Write the material out again in full, word for word. Do not include the pictures.
===============
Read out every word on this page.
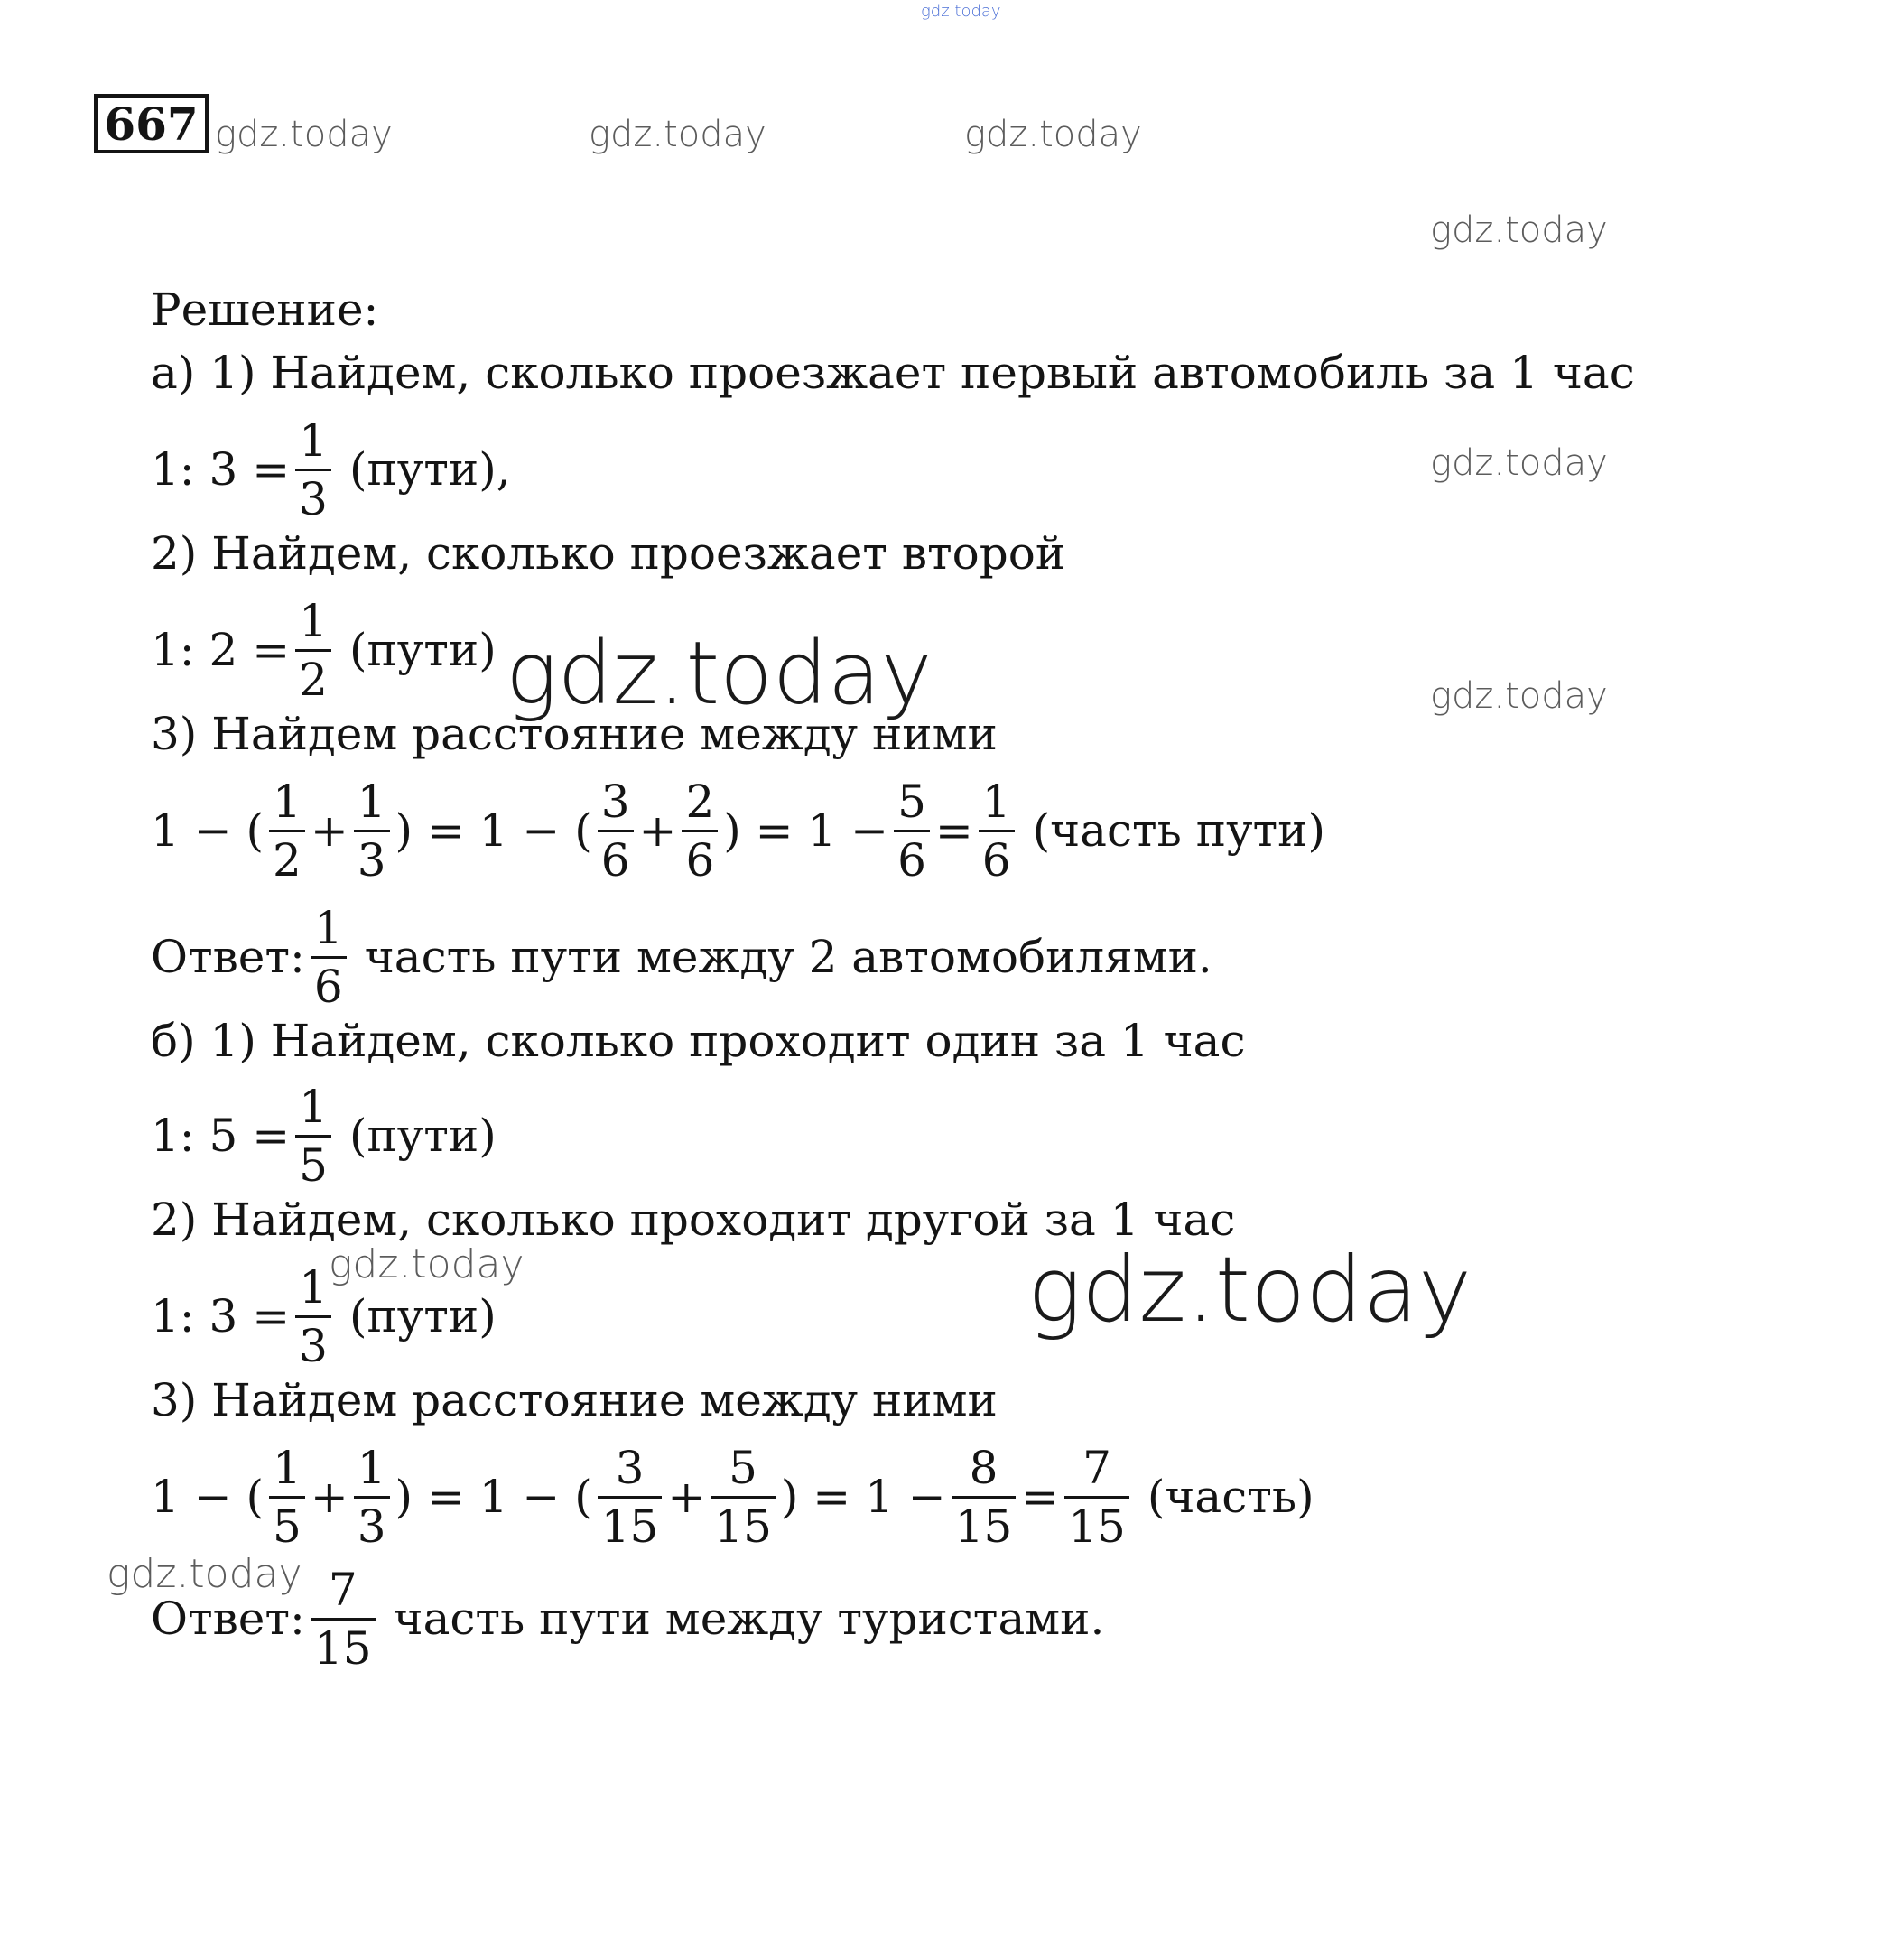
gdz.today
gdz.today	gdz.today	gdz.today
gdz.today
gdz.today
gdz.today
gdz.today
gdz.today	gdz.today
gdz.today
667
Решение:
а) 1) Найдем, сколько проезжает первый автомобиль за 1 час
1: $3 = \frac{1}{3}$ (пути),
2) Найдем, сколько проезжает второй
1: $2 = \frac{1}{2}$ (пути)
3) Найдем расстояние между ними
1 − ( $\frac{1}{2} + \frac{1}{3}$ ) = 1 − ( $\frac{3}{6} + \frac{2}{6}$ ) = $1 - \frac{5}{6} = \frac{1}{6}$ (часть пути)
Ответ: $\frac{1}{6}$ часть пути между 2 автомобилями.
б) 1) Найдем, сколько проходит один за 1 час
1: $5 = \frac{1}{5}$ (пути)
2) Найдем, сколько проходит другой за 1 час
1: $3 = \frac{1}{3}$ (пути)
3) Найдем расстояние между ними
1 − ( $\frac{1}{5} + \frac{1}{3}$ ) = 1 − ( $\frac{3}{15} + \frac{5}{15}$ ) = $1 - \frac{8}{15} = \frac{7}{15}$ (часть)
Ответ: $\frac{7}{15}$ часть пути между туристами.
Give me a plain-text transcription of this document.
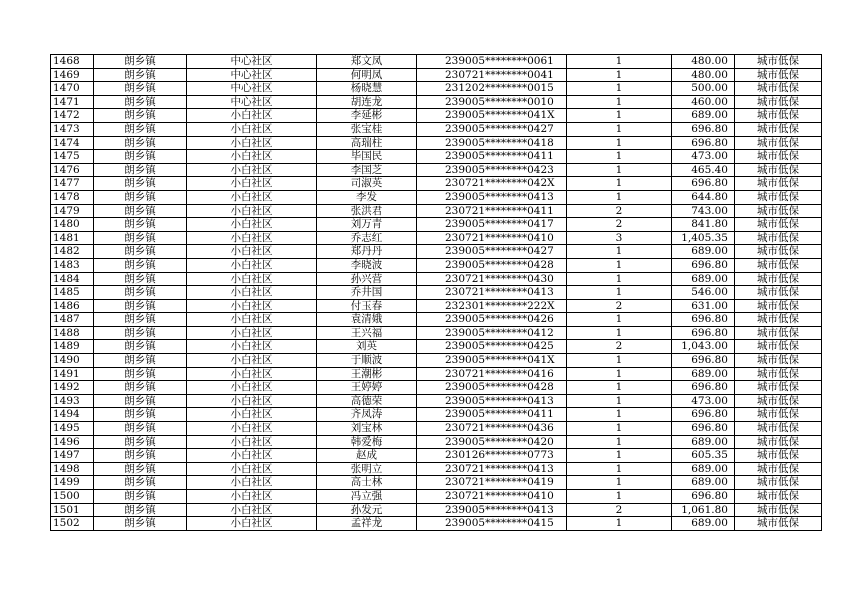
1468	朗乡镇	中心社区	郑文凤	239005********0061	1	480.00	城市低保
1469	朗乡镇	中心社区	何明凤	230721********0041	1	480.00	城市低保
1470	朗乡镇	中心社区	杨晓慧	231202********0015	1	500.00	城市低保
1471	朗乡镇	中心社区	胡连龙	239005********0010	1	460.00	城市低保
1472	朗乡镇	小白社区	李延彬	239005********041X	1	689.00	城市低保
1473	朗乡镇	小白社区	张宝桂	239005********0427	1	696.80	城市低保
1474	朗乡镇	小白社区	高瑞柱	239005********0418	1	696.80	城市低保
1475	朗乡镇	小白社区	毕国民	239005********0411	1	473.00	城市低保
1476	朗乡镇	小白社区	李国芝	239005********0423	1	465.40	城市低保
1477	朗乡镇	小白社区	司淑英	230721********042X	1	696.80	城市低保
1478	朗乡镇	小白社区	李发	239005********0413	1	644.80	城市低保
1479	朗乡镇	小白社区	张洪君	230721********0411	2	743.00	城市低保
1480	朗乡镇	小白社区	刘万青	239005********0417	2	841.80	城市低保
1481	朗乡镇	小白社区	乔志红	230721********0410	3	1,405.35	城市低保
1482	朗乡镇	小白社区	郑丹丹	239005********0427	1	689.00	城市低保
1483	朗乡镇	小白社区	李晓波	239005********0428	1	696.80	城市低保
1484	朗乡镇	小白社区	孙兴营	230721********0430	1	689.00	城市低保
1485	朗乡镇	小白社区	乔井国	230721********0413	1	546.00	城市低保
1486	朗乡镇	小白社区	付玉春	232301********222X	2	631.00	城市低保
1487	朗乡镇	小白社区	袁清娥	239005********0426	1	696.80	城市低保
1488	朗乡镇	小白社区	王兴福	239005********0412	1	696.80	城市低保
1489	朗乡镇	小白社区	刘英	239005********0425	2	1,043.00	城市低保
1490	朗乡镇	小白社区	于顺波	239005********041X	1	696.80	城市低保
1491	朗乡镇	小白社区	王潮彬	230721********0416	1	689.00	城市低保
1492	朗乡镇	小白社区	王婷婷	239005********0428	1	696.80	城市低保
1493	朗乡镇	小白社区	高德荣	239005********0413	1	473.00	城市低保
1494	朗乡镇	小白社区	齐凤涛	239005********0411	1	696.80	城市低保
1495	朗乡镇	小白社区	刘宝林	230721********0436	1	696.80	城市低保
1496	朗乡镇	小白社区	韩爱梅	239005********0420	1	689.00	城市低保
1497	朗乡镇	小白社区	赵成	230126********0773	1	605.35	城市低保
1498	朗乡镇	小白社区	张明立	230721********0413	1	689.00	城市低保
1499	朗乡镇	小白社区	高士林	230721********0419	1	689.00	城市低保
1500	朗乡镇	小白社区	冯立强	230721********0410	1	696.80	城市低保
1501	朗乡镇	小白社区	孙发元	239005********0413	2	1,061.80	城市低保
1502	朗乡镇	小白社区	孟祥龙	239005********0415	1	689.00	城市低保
===============
### Task response
Read out every word on this page.
gdz.today
gdz.today	gdz.today	gdz.today
gdz.today
gdz.today
gdz.today
gdz.today
gdz.today	gdz.today
gdz.today
667
Решение:
а) 1) Найдем, сколько проезжает первый автомобиль за 1 час
1: $3 = \frac{1}{3}$ (пути),
2) Найдем, сколько проезжает второй
1: $2 = \frac{1}{2}$ (пути)
3) Найдем расстояние между ними
1 − ( $\frac{1}{2} + \frac{1}{3}$ ) = 1 − ( $\frac{3}{6} + \frac{2}{6}$ ) = $1 - \frac{5}{6} = \frac{1}{6}$ (часть пути)
Ответ: $\frac{1}{6}$ часть пути между 2 автомобилями.
б) 1) Найдем, сколько проходит один за 1 час
1: $5 = \frac{1}{5}$ (пути)
2) Найдем, сколько проходит другой за 1 час
1: $3 = \frac{1}{3}$ (пути)
3) Найдем расстояние между ними
1 − ( $\frac{1}{5} + \frac{1}{3}$ ) = 1 − ( $\frac{3}{15} + \frac{5}{15}$ ) = $1 - \frac{8}{15} = \frac{7}{15}$ (часть)
Ответ: $\frac{7}{15}$ часть пути между туристами.
Give me a plain-text transcription of this document.
1468	朗乡镇	中心社区	郑文凤	239005********0061	1	480.00	城市低保
1469	朗乡镇	中心社区	何明凤	230721********0041	1	480.00	城市低保
1470	朗乡镇	中心社区	杨晓慧	231202********0015	1	500.00	城市低保
1471	朗乡镇	中心社区	胡连龙	239005********0010	1	460.00	城市低保
1472	朗乡镇	小白社区	李延彬	239005********041X	1	689.00	城市低保
1473	朗乡镇	小白社区	张宝桂	239005********0427	1	696.80	城市低保
1474	朗乡镇	小白社区	高瑞柱	239005********0418	1	696.80	城市低保
1475	朗乡镇	小白社区	毕国民	239005********0411	1	473.00	城市低保
1476	朗乡镇	小白社区	李国芝	239005********0423	1	465.40	城市低保
1477	朗乡镇	小白社区	司淑英	230721********042X	1	696.80	城市低保
1478	朗乡镇	小白社区	李发	239005********0413	1	644.80	城市低保
1479	朗乡镇	小白社区	张洪君	230721********0411	2	743.00	城市低保
1480	朗乡镇	小白社区	刘万青	239005********0417	2	841.80	城市低保
1481	朗乡镇	小白社区	乔志红	230721********0410	3	1,405.35	城市低保
1482	朗乡镇	小白社区	郑丹丹	239005********0427	1	689.00	城市低保
1483	朗乡镇	小白社区	李晓波	239005********0428	1	696.80	城市低保
1484	朗乡镇	小白社区	孙兴营	230721********0430	1	689.00	城市低保
1485	朗乡镇	小白社区	乔井国	230721********0413	1	546.00	城市低保
1486	朗乡镇	小白社区	付玉春	232301********222X	2	631.00	城市低保
1487	朗乡镇	小白社区	袁清娥	239005********0426	1	696.80	城市低保
1488	朗乡镇	小白社区	王兴福	239005********0412	1	696.80	城市低保
1489	朗乡镇	小白社区	刘英	239005********0425	2	1,043.00	城市低保
1490	朗乡镇	小白社区	于顺波	239005********041X	1	696.80	城市低保
1491	朗乡镇	小白社区	王潮彬	230721********0416	1	689.00	城市低保
1492	朗乡镇	小白社区	王婷婷	239005********0428	1	696.80	城市低保
1493	朗乡镇	小白社区	高德荣	239005********0413	1	473.00	城市低保
1494	朗乡镇	小白社区	齐凤涛	239005********0411	1	696.80	城市低保
1495	朗乡镇	小白社区	刘宝林	230721********0436	1	696.80	城市低保
1496	朗乡镇	小白社区	韩爱梅	239005********0420	1	689.00	城市低保
1497	朗乡镇	小白社区	赵成	230126********0773	1	605.35	城市低保
1498	朗乡镇	小白社区	张明立	230721********0413	1	689.00	城市低保
1499	朗乡镇	小白社区	高士林	230721********0419	1	689.00	城市低保
1500	朗乡镇	小白社区	冯立强	230721********0410	1	696.80	城市低保
1501	朗乡镇	小白社区	孙发元	239005********0413	2	1,061.80	城市低保
1502	朗乡镇	小白社区	孟祥龙	239005********0415	1	689.00	城市低保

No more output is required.